**DATA SUPPLIED**
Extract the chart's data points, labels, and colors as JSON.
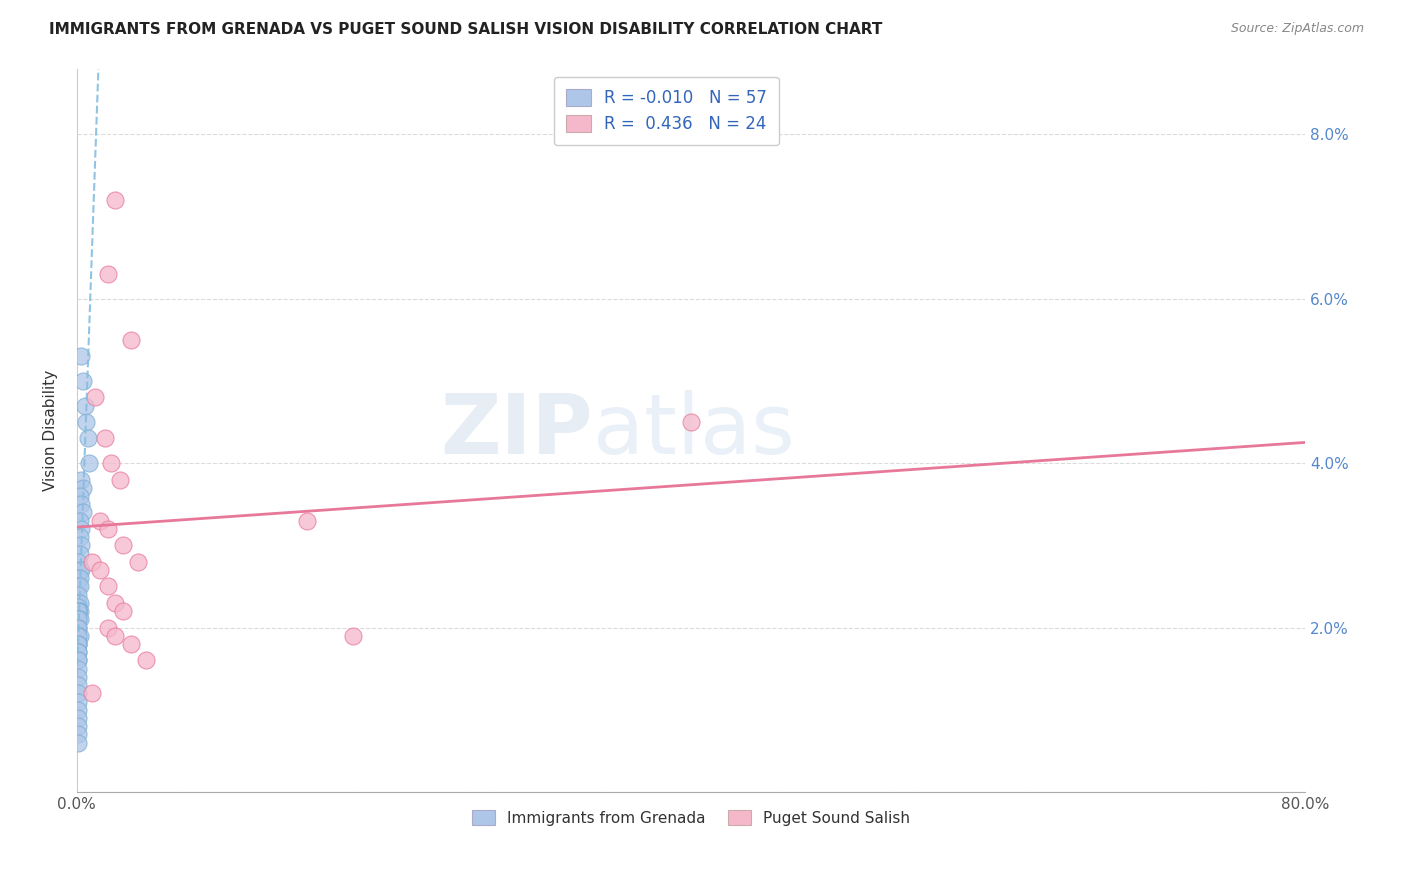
{
  "title": "IMMIGRANTS FROM GRENADA VS PUGET SOUND SALISH VISION DISABILITY CORRELATION CHART",
  "source": "Source: ZipAtlas.com",
  "ylabel": "Vision Disability",
  "xlim": [
    0.0,
    0.8
  ],
  "ylim": [
    0.0,
    0.088
  ],
  "xticks": [
    0.0,
    0.1,
    0.2,
    0.3,
    0.4,
    0.5,
    0.6,
    0.7,
    0.8
  ],
  "xticklabels": [
    "0.0%",
    "",
    "",
    "",
    "",
    "",
    "",
    "",
    "80.0%"
  ],
  "yticks": [
    0.0,
    0.02,
    0.04,
    0.06,
    0.08
  ],
  "yticklabels": [
    "",
    "2.0%",
    "4.0%",
    "6.0%",
    "8.0%"
  ],
  "blue_R": "-0.010",
  "blue_N": "57",
  "pink_R": "0.436",
  "pink_N": "24",
  "blue_color": "#aec6e8",
  "pink_color": "#f5b8cb",
  "blue_edge_color": "#7aadd4",
  "pink_edge_color": "#e8789a",
  "blue_line_color": "#85bde0",
  "pink_line_color": "#e8789a",
  "watermark": "ZIPatlas",
  "legend_label_blue": "Immigrants from Grenada",
  "legend_label_pink": "Puget Sound Salish",
  "blue_points_x": [
    0.003,
    0.004,
    0.005,
    0.006,
    0.007,
    0.008,
    0.003,
    0.004,
    0.002,
    0.003,
    0.004,
    0.002,
    0.003,
    0.002,
    0.003,
    0.002,
    0.001,
    0.002,
    0.003,
    0.001,
    0.002,
    0.001,
    0.002,
    0.001,
    0.001,
    0.002,
    0.001,
    0.001,
    0.001,
    0.002,
    0.001,
    0.001,
    0.001,
    0.001,
    0.002,
    0.001,
    0.001,
    0.001,
    0.002,
    0.001,
    0.001,
    0.001,
    0.001,
    0.001,
    0.001,
    0.001,
    0.001,
    0.001,
    0.001,
    0.001,
    0.001,
    0.001,
    0.001,
    0.001,
    0.001,
    0.001,
    0.001
  ],
  "blue_points_y": [
    0.053,
    0.05,
    0.047,
    0.045,
    0.043,
    0.04,
    0.038,
    0.037,
    0.036,
    0.035,
    0.034,
    0.033,
    0.032,
    0.031,
    0.03,
    0.029,
    0.028,
    0.027,
    0.027,
    0.026,
    0.026,
    0.025,
    0.025,
    0.024,
    0.023,
    0.023,
    0.0225,
    0.022,
    0.022,
    0.022,
    0.022,
    0.022,
    0.022,
    0.021,
    0.021,
    0.021,
    0.02,
    0.02,
    0.019,
    0.019,
    0.018,
    0.018,
    0.018,
    0.017,
    0.017,
    0.016,
    0.016,
    0.015,
    0.014,
    0.013,
    0.012,
    0.011,
    0.01,
    0.009,
    0.008,
    0.007,
    0.006
  ],
  "pink_points_x": [
    0.025,
    0.02,
    0.035,
    0.012,
    0.018,
    0.022,
    0.028,
    0.015,
    0.02,
    0.03,
    0.04,
    0.01,
    0.015,
    0.02,
    0.025,
    0.03,
    0.4,
    0.15,
    0.01,
    0.02,
    0.18,
    0.025,
    0.035,
    0.045
  ],
  "pink_points_y": [
    0.072,
    0.063,
    0.055,
    0.048,
    0.043,
    0.04,
    0.038,
    0.033,
    0.032,
    0.03,
    0.028,
    0.028,
    0.027,
    0.025,
    0.023,
    0.022,
    0.045,
    0.033,
    0.012,
    0.02,
    0.019,
    0.019,
    0.018,
    0.016
  ]
}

**WRITTEN TASK**
Transcribe the full listing above exactly as it stands, minus the pictures.

**ANSWER TO THE EXERCISE**
Extract the chart's data points, labels, and colors as JSON.
{
  "title": "IMMIGRANTS FROM GRENADA VS PUGET SOUND SALISH VISION DISABILITY CORRELATION CHART",
  "source": "Source: ZipAtlas.com",
  "ylabel": "Vision Disability",
  "xlim": [
    0.0,
    0.8
  ],
  "ylim": [
    0.0,
    0.088
  ],
  "xticks": [
    0.0,
    0.1,
    0.2,
    0.3,
    0.4,
    0.5,
    0.6,
    0.7,
    0.8
  ],
  "xticklabels": [
    "0.0%",
    "",
    "",
    "",
    "",
    "",
    "",
    "",
    "80.0%"
  ],
  "yticks": [
    0.0,
    0.02,
    0.04,
    0.06,
    0.08
  ],
  "yticklabels": [
    "",
    "2.0%",
    "4.0%",
    "6.0%",
    "8.0%"
  ],
  "blue_R": "-0.010",
  "blue_N": "57",
  "pink_R": "0.436",
  "pink_N": "24",
  "blue_color": "#aec6e8",
  "pink_color": "#f5b8cb",
  "blue_edge_color": "#7aadd4",
  "pink_edge_color": "#e8789a",
  "blue_line_color": "#85bde0",
  "pink_line_color": "#e8789a",
  "watermark": "ZIPatlas",
  "legend_label_blue": "Immigrants from Grenada",
  "legend_label_pink": "Puget Sound Salish",
  "blue_points_x": [
    0.003,
    0.004,
    0.005,
    0.006,
    0.007,
    0.008,
    0.003,
    0.004,
    0.002,
    0.003,
    0.004,
    0.002,
    0.003,
    0.002,
    0.003,
    0.002,
    0.001,
    0.002,
    0.003,
    0.001,
    0.002,
    0.001,
    0.002,
    0.001,
    0.001,
    0.002,
    0.001,
    0.001,
    0.001,
    0.002,
    0.001,
    0.001,
    0.001,
    0.001,
    0.002,
    0.001,
    0.001,
    0.001,
    0.002,
    0.001,
    0.001,
    0.001,
    0.001,
    0.001,
    0.001,
    0.001,
    0.001,
    0.001,
    0.001,
    0.001,
    0.001,
    0.001,
    0.001,
    0.001,
    0.001,
    0.001,
    0.001
  ],
  "blue_points_y": [
    0.053,
    0.05,
    0.047,
    0.045,
    0.043,
    0.04,
    0.038,
    0.037,
    0.036,
    0.035,
    0.034,
    0.033,
    0.032,
    0.031,
    0.03,
    0.029,
    0.028,
    0.027,
    0.027,
    0.026,
    0.026,
    0.025,
    0.025,
    0.024,
    0.023,
    0.023,
    0.0225,
    0.022,
    0.022,
    0.022,
    0.022,
    0.022,
    0.022,
    0.021,
    0.021,
    0.021,
    0.02,
    0.02,
    0.019,
    0.019,
    0.018,
    0.018,
    0.018,
    0.017,
    0.017,
    0.016,
    0.016,
    0.015,
    0.014,
    0.013,
    0.012,
    0.011,
    0.01,
    0.009,
    0.008,
    0.007,
    0.006
  ],
  "pink_points_x": [
    0.025,
    0.02,
    0.035,
    0.012,
    0.018,
    0.022,
    0.028,
    0.015,
    0.02,
    0.03,
    0.04,
    0.01,
    0.015,
    0.02,
    0.025,
    0.03,
    0.4,
    0.15,
    0.01,
    0.02,
    0.18,
    0.025,
    0.035,
    0.045
  ],
  "pink_points_y": [
    0.072,
    0.063,
    0.055,
    0.048,
    0.043,
    0.04,
    0.038,
    0.033,
    0.032,
    0.03,
    0.028,
    0.028,
    0.027,
    0.025,
    0.023,
    0.022,
    0.045,
    0.033,
    0.012,
    0.02,
    0.019,
    0.019,
    0.018,
    0.016
  ]
}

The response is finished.